» **Provided records**

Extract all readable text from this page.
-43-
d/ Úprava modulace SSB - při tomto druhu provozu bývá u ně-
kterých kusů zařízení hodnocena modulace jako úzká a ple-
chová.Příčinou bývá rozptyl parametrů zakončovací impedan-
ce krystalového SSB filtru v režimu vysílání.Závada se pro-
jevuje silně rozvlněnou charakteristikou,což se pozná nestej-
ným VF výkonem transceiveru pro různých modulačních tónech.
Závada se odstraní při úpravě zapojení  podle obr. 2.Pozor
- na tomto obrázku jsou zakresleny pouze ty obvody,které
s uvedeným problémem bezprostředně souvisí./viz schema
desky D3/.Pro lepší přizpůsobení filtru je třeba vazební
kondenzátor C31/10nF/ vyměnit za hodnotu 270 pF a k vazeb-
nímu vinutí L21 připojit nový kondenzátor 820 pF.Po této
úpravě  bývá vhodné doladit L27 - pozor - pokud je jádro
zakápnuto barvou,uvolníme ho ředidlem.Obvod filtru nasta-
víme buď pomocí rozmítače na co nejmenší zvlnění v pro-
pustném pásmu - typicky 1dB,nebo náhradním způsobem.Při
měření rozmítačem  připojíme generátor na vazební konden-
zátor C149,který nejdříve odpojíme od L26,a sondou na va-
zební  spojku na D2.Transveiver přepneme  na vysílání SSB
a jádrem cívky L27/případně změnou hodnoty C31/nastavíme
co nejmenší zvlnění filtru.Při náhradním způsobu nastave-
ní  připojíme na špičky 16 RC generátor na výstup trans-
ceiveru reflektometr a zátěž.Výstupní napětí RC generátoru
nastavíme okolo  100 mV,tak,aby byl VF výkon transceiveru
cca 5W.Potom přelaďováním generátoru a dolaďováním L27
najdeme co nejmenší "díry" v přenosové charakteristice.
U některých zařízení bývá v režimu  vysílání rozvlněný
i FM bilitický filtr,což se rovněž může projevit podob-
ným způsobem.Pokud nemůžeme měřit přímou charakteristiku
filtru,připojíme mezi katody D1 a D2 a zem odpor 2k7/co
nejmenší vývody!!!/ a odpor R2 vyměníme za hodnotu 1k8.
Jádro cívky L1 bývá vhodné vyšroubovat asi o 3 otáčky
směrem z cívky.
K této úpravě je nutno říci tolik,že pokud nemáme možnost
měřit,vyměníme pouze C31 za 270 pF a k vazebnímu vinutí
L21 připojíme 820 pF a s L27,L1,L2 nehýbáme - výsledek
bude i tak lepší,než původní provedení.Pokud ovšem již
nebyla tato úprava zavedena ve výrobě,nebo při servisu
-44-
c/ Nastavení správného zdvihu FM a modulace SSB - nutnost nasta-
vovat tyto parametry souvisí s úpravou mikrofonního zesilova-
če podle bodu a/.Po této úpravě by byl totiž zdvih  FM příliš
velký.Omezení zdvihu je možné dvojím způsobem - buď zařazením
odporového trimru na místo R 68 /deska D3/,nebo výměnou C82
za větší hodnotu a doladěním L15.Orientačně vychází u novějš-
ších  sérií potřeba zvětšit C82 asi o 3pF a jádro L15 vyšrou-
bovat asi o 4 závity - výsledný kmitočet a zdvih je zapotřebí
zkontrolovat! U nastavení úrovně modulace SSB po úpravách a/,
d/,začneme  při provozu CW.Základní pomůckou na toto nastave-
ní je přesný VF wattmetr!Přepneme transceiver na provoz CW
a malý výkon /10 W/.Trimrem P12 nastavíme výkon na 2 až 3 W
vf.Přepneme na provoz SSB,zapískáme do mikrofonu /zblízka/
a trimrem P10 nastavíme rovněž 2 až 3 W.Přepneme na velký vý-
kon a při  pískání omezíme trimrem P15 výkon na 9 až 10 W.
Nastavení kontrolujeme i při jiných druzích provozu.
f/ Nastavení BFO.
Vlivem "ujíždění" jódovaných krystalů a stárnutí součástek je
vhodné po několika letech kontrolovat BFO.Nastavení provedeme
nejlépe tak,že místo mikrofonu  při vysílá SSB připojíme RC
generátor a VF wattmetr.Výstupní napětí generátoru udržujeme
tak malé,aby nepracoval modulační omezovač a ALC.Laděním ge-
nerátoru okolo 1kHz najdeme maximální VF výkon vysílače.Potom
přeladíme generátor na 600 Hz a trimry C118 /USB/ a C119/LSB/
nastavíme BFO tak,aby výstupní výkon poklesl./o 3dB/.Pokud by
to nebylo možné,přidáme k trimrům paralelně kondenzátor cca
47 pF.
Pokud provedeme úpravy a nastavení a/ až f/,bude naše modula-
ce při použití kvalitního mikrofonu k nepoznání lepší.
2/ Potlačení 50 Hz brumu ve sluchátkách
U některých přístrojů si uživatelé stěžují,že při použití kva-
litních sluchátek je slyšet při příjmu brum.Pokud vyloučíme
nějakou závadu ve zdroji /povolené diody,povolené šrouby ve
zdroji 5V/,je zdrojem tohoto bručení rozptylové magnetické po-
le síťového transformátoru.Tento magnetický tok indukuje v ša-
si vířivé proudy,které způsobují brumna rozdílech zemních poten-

» **Task objective**
Each record above should be restated word for word.

» **Exercise output**
Extract all readable text from this page.
-43-
d/ Úprava modulace SSB - při tomto druhu provozu bývá u ně-
kterých kusů zařízení hodnocena modulace jako úzká a ple-
chová.Příčinou bývá rozptyl parametrů zakončovací impedan-
ce krystalového SSB filtru v režimu vysílání.Závada se pro-
jevuje silně rozvlněnou charakteristikou,což se pozná nestej-
ným VF výkonem transceiveru pro různých modulačních tónech.
Závada se odstraní při úpravě zapojení  podle obr. 2.Pozor
- na tomto obrázku jsou zakresleny pouze ty obvody,které
s uvedeným problémem bezprostředně souvisí./viz schema
desky D3/.Pro lepší přizpůsobení filtru je třeba vazební
kondenzátor C31/10nF/ vyměnit za hodnotu 270 pF a k vazeb-
nímu vinutí L21 připojit nový kondenzátor 820 pF.Po této
úpravě  bývá vhodné doladit L27 - pozor - pokud je jádro
zakápnuto barvou,uvolníme ho ředidlem.Obvod filtru nasta-
víme buď pomocí rozmítače na co nejmenší zvlnění v pro-
pustném pásmu - typicky 1dB,nebo náhradním způsobem.Při
měření rozmítačem  připojíme generátor na vazební konden-
zátor C149,který nejdříve odpojíme od L26,a sondou na va-
zební  spojku na D2.Transveiver přepneme  na vysílání SSB
a jádrem cívky L27/případně změnou hodnoty C31/nastavíme
co nejmenší zvlnění filtru.Při náhradním způsobu nastave-
ní  připojíme na špičky 16 RC generátor na výstup trans-
ceiveru reflektometr a zátěž.Výstupní napětí RC generátoru
nastavíme okolo  100 mV,tak,aby byl VF výkon transceiveru
cca 5W.Potom přelaďováním generátoru a dolaďováním L27
najdeme co nejmenší "díry" v přenosové charakteristice.
U některých zařízení bývá v režimu  vysílání rozvlněný
i FM bilitický filtr,což se rovněž může projevit podob-
ným způsobem.Pokud nemůžeme měřit přímou charakteristiku
filtru,připojíme mezi katody D1 a D2 a zem odpor 2k7/co
nejmenší vývody!!!/ a odpor R2 vyměníme za hodnotu 1k8.
Jádro cívky L1 bývá vhodné vyšroubovat asi o 3 otáčky
směrem z cívky.
K této úpravě je nutno říci tolik,že pokud nemáme možnost
měřit,vyměníme pouze C31 za 270 pF a k vazebnímu vinutí
L21 připojíme 820 pF a s L27,L1,L2 nehýbáme - výsledek
bude i tak lepší,než původní provedení.Pokud ovšem již
nebyla tato úprava zavedena ve výrobě,nebo při servisu
-44-
c/ Nastavení správného zdvihu FM a modulace SSB - nutnost nasta-
vovat tyto parametry souvisí s úpravou mikrofonního zesilova-
če podle bodu a/.Po této úpravě by byl totiž zdvih  FM příliš
velký.Omezení zdvihu je možné dvojím způsobem - buď zařazením
odporového trimru na místo R 68 /deska D3/,nebo výměnou C82
za větší hodnotu a doladěním L15.Orientačně vychází u novějš-
ších  sérií potřeba zvětšit C82 asi o 3pF a jádro L15 vyšrou-
bovat asi o 4 závity - výsledný kmitočet a zdvih je zapotřebí
zkontrolovat! U nastavení úrovně modulace SSB po úpravách a/,
d/,začneme  při provozu CW.Základní pomůckou na toto nastave-
ní je přesný VF wattmetr!Přepneme transceiver na provoz CW
a malý výkon /10 W/.Trimrem P12 nastavíme výkon na 2 až 3 W
vf.Přepneme na provoz SSB,zapískáme do mikrofonu /zblízka/
a trimrem P10 nastavíme rovněž 2 až 3 W.Přepneme na velký vý-
kon a při  pískání omezíme trimrem P15 výkon na 9 až 10 W.
Nastavení kontrolujeme i při jiných druzích provozu.
f/ Nastavení BFO.
Vlivem "ujíždění" jódovaných krystalů a stárnutí součástek je
vhodné po několika letech kontrolovat BFO.Nastavení provedeme
nejlépe tak,že místo mikrofonu  při vysílá SSB připojíme RC
generátor a VF wattmetr.Výstupní napětí generátoru udržujeme
tak malé,aby nepracoval modulační omezovač a ALC.Laděním ge-
nerátoru okolo 1kHz najdeme maximální VF výkon vysílače.Potom
přeladíme generátor na 600 Hz a trimry C118 /USB/ a C119/LSB/
nastavíme BFO tak,aby výstupní výkon poklesl./o 3dB/.Pokud by
to nebylo možné,přidáme k trimrům paralelně kondenzátor cca
47 pF.
Pokud provedeme úpravy a nastavení a/ až f/,bude naše modula-
ce při použití kvalitního mikrofonu k nepoznání lepší.
2/ Potlačení 50 Hz brumu ve sluchátkách
U některých přístrojů si uživatelé stěžují,že při použití kva-
litních sluchátek je slyšet při příjmu brum.Pokud vyloučíme
nějakou závadu ve zdroji /povolené diody,povolené šrouby ve
zdroji 5V/,je zdrojem tohoto bručení rozptylové magnetické po-
le síťového transformátoru.Tento magnetický tok indukuje v ša-
si vířivé proudy,které způsobují brumna rozdílech zemních poten-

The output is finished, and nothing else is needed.